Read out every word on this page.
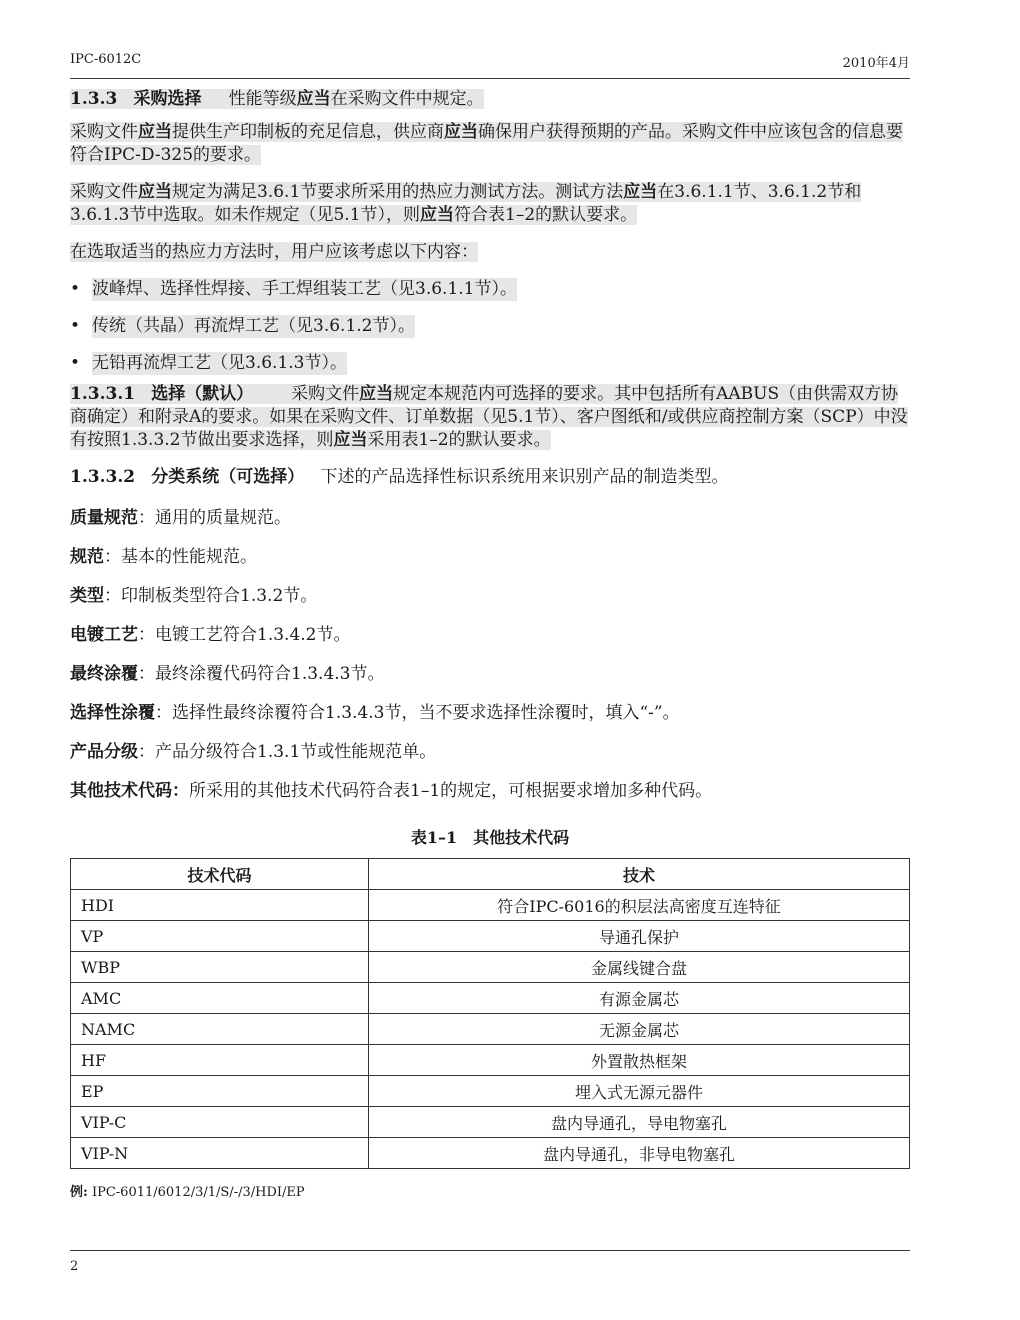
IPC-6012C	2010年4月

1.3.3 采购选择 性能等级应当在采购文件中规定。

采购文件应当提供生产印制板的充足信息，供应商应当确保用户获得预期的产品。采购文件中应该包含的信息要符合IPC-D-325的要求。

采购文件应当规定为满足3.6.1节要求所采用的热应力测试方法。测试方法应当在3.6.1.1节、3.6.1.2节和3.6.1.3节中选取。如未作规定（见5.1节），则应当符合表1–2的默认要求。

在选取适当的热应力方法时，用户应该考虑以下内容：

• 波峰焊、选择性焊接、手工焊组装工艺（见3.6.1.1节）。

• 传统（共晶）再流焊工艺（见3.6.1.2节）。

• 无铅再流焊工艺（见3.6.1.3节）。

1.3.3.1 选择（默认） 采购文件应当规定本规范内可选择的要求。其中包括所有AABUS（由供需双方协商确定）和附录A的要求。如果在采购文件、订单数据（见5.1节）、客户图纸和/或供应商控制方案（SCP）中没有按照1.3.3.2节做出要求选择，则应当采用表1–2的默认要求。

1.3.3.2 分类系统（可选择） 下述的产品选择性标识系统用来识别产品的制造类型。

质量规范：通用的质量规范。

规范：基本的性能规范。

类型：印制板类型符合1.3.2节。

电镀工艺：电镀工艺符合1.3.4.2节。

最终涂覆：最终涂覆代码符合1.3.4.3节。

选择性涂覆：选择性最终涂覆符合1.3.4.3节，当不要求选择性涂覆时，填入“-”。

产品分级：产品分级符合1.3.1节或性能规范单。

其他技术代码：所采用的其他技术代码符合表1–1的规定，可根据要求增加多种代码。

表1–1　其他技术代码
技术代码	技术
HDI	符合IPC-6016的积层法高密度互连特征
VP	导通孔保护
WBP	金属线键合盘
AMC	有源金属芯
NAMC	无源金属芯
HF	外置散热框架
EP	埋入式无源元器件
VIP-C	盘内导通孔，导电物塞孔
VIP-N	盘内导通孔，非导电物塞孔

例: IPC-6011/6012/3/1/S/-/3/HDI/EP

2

★ ★ ★ ★

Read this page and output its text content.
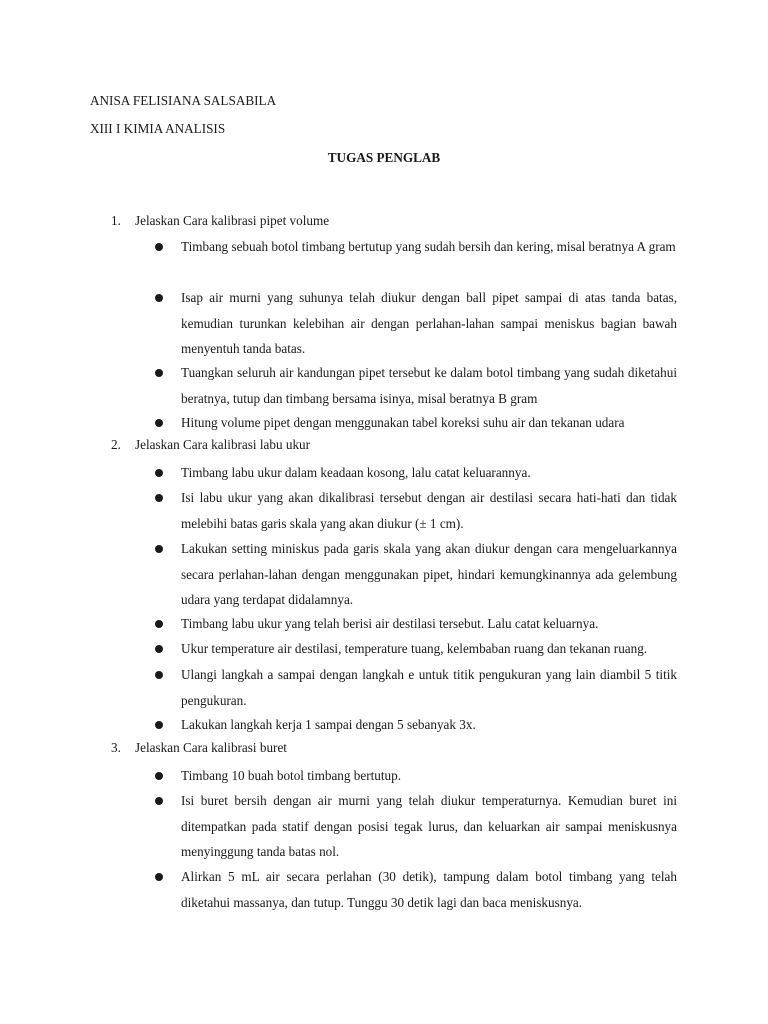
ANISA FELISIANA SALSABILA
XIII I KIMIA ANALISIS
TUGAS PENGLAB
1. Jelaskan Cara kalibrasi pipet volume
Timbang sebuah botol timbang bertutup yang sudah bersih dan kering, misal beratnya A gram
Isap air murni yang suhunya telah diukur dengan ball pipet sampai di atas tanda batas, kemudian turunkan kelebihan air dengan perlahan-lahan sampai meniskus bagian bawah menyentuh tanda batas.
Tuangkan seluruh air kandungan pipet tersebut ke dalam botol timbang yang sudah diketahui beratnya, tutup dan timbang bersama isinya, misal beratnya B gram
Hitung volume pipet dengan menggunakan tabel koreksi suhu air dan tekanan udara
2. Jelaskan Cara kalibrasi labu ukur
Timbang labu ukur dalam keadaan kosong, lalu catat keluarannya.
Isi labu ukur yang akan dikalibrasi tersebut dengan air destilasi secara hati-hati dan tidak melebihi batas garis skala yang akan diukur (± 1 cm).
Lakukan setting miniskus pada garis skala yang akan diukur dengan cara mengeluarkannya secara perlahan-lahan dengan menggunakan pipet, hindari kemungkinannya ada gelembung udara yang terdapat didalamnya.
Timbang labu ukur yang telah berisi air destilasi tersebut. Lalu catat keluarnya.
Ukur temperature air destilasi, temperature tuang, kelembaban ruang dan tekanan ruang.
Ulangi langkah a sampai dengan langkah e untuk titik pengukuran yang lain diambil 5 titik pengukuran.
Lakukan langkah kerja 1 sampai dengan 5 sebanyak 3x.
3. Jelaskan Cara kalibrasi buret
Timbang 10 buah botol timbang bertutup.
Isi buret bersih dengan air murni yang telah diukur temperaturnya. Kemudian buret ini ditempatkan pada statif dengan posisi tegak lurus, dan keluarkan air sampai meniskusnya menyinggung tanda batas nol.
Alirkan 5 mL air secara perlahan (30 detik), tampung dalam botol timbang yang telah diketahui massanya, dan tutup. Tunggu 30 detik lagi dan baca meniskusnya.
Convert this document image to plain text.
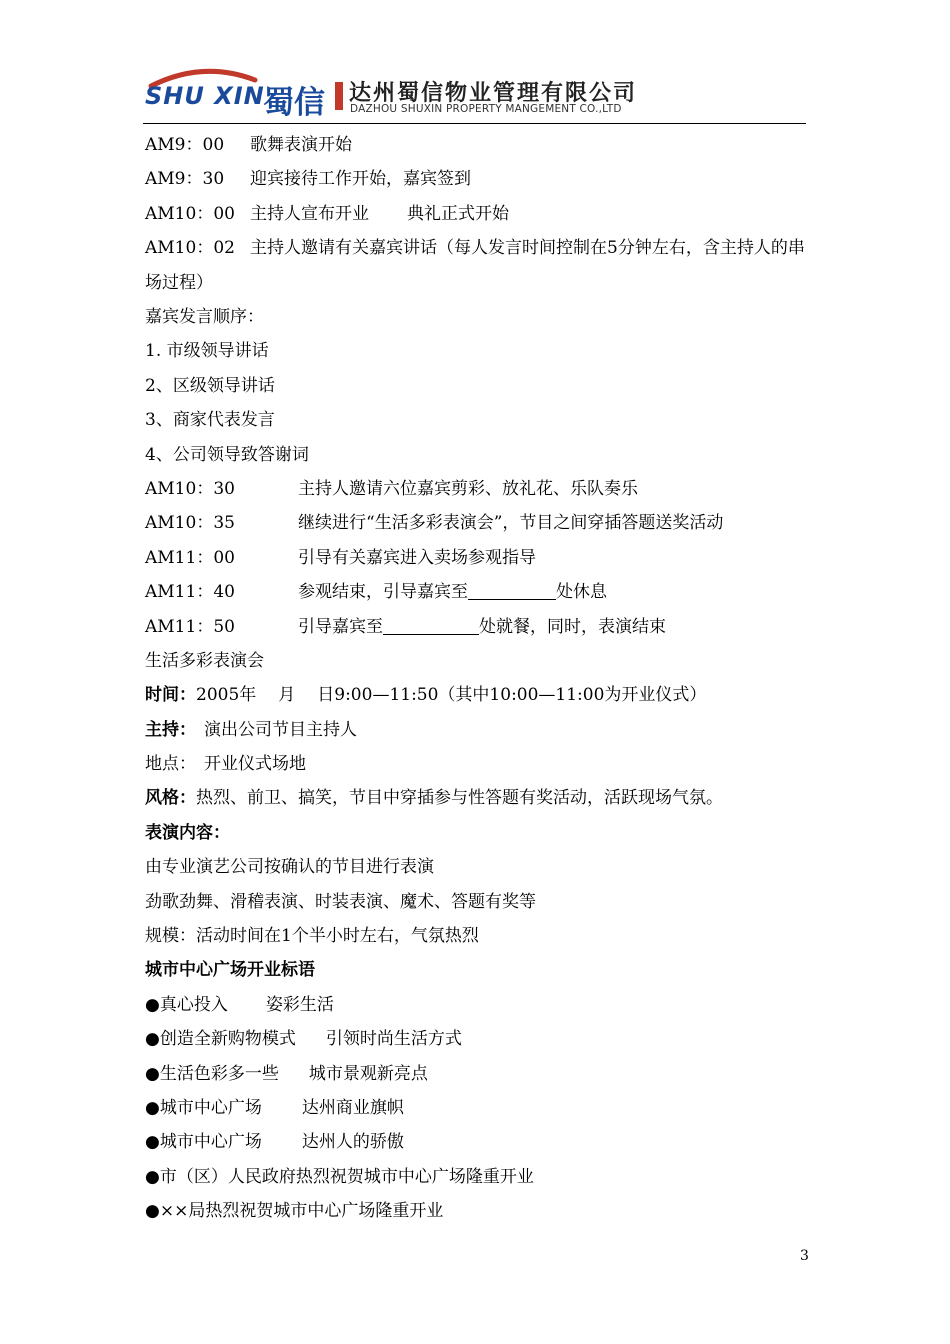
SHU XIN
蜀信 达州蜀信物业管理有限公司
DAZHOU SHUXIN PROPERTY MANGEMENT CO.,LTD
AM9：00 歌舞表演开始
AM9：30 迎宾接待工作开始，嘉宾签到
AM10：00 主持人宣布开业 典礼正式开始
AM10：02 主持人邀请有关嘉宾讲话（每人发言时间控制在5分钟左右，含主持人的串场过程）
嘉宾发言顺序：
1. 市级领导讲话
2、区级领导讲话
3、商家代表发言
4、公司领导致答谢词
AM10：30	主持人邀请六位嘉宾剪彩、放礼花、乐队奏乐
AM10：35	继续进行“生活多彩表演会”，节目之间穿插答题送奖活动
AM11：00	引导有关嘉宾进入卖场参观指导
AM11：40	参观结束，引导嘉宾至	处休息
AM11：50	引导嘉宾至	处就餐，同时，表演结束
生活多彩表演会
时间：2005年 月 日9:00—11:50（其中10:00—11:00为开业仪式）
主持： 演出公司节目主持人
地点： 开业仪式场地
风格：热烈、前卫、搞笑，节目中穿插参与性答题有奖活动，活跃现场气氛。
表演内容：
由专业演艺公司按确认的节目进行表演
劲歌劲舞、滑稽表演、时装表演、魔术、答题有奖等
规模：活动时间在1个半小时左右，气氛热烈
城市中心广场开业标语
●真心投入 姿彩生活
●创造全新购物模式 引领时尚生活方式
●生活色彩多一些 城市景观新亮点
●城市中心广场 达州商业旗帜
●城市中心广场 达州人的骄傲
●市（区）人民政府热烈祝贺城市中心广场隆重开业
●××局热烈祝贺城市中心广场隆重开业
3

★ ★ ★ ★

# Objective
Each line that holds the word "catat" is to be copied.

# Written solution
Timbang labu ukur dalam keadaan kosong, lalu catat keluarannya.
Timbang labu ukur yang telah berisi air destilasi tersebut. Lalu catat keluarnya.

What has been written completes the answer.